= Task prompt =
Answer these questions from the Hubble snow globe thread.
1. How far away is the globular cluster M13?
2. What "temperature" does Leif Svalgaard give for the solar wind?
3. What speed range does Mark give for the solar wind?

(Page extract begins)

Since we’ve been talking about snow quite a bit recently, this seems fitting. WUWT reader Tom in Texas tips us to this image:
A composite of archival Hubble data taken with the Wide Field Planetary Camera 2 and the Advanced Camera for Surveys. Like a whirl of shiny flakes sparkling in a snow globe, Hubble caught this glimpse of stars in the globular cluster M13. The cluster is home to over 100,000 stars, packed closely together in a ball approximately 150 light-years across, and is located at a distance of 25,000 light-years. Picture: AFP / NASA / ESA
Click here to see a high-res version of the Hubble snow globe I wonder what the sky would look like from a world in the center of that cluster? Would some of the stars look like bright marbles in the sky?
If you really want to see some interesting things from the HST, have a look at this gallery:
Hubble Space Telescope Advent Calendar 2009
Like the photo above, it gives some perspective about our place and scale in the universe.
Discover more from Watts Up With That?
Subscribe to get the latest posts sent to your email.
gtrip (23:57:08) :
Leif Svalgaard (23:33:00) :
Not at all. The solar wind filling the solar system has a ‘temperature’ of some 20,000C [right this minute] and we see the planets quite well.
I apparently don’t have the knowledge you have Leif, but I can’t help but question your claim. Does that include our solar system? And if so or if not, at what speed is it traveling? And is it losing temperature as it travels? And if so, at what rate?…just asking
Not sure which claim you’re questioning? The fact that there is a solar wind or the fact that it’s at approx 20,000 degrees?
You have to remember that the density of the material in question is of fundamental importance – you can have a medium that is extremely “hot” (say millions of degrees) but if it is suitably “thin” or sparse then you could easily put your hand in it without ill effect. When dealing with interstellar material the densities are often very low (relative to what we’re used to on earth they can essentially approach a vacuum).
From what I remember (would have to dig out the old text books or even Google it…) the solar wind(s) travel at anywhere between 400-800km/s – and I assume it loses “temperature” as it travels. (I presume the loss rate is a balance between the radiation from the particle as a black-body to space against any solar radiation incident on the particle, the latter obviously diminishing as the particles get farther from the sun – this assumes that conduction effects are minimal in the medium).
Of course I could be wrong about all of the above – it’s been a while…
Cheers
Mark
For an extraordinary photo of the Tarantula Nebula
http://www.eso.org/public/images/eso0650a/
And wide-field images
http://canopus.physik.uni-potsdam.de/~axm/images.html#wide-field
Have a Happy New Year
Mal
Leif, I think gtrip has confused temperature with heat density. The solar wind is very hot, but it also has a low heat density which is why the Earth doesn’t ‘burn up’ by being inside a 20,000+ C gas. The gas is too tenuous to do that.
len (00:36:34) :
If you’re really interested in proper gravity knowledge, go to http://astrowww.phys.uvic.ca/~tatum/ under celestrial mechanics section. All the equations you need are there. He covers all, integration too, from ground up and is quite thorough. I think you’ll like it for a reference. Its one of mine.
Leif, gtrip and Graeme, you have it all wrong.It is 20,000 million degrees 2 miles down.

(Page extract ends)
(Extracted material begins)

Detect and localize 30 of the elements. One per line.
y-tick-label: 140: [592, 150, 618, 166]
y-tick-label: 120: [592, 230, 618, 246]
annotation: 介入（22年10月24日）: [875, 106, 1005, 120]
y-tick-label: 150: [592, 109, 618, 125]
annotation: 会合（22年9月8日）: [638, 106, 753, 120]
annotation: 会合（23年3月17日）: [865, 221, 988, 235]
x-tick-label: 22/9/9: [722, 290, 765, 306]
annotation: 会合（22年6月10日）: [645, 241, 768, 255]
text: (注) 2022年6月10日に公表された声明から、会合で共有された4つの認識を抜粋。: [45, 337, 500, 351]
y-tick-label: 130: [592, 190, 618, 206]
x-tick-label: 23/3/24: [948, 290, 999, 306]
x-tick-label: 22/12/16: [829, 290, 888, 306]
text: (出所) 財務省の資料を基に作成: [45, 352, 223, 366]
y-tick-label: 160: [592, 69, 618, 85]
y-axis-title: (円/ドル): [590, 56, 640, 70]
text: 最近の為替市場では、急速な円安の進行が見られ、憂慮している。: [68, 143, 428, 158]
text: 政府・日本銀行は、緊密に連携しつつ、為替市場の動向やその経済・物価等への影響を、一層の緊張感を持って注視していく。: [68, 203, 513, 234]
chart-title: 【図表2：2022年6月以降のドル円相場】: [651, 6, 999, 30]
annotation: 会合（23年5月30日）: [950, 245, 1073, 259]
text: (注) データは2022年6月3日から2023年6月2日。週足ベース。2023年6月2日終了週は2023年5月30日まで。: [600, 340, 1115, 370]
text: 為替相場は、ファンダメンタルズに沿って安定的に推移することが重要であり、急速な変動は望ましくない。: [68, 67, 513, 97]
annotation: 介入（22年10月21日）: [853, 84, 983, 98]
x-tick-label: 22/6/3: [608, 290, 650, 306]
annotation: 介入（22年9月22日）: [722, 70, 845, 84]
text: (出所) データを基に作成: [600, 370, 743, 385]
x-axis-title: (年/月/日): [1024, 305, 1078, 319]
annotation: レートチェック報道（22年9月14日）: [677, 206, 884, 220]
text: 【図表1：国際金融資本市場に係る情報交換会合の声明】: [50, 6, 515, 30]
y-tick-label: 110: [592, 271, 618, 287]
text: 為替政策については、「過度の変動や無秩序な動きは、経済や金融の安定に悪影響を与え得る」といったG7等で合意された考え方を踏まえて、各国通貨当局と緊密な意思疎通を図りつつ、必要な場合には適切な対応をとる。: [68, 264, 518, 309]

(Extracted material ends)

= Response to the task =
1. 25,000 light-years
2. Some 20,000C
3. 400-800 km/s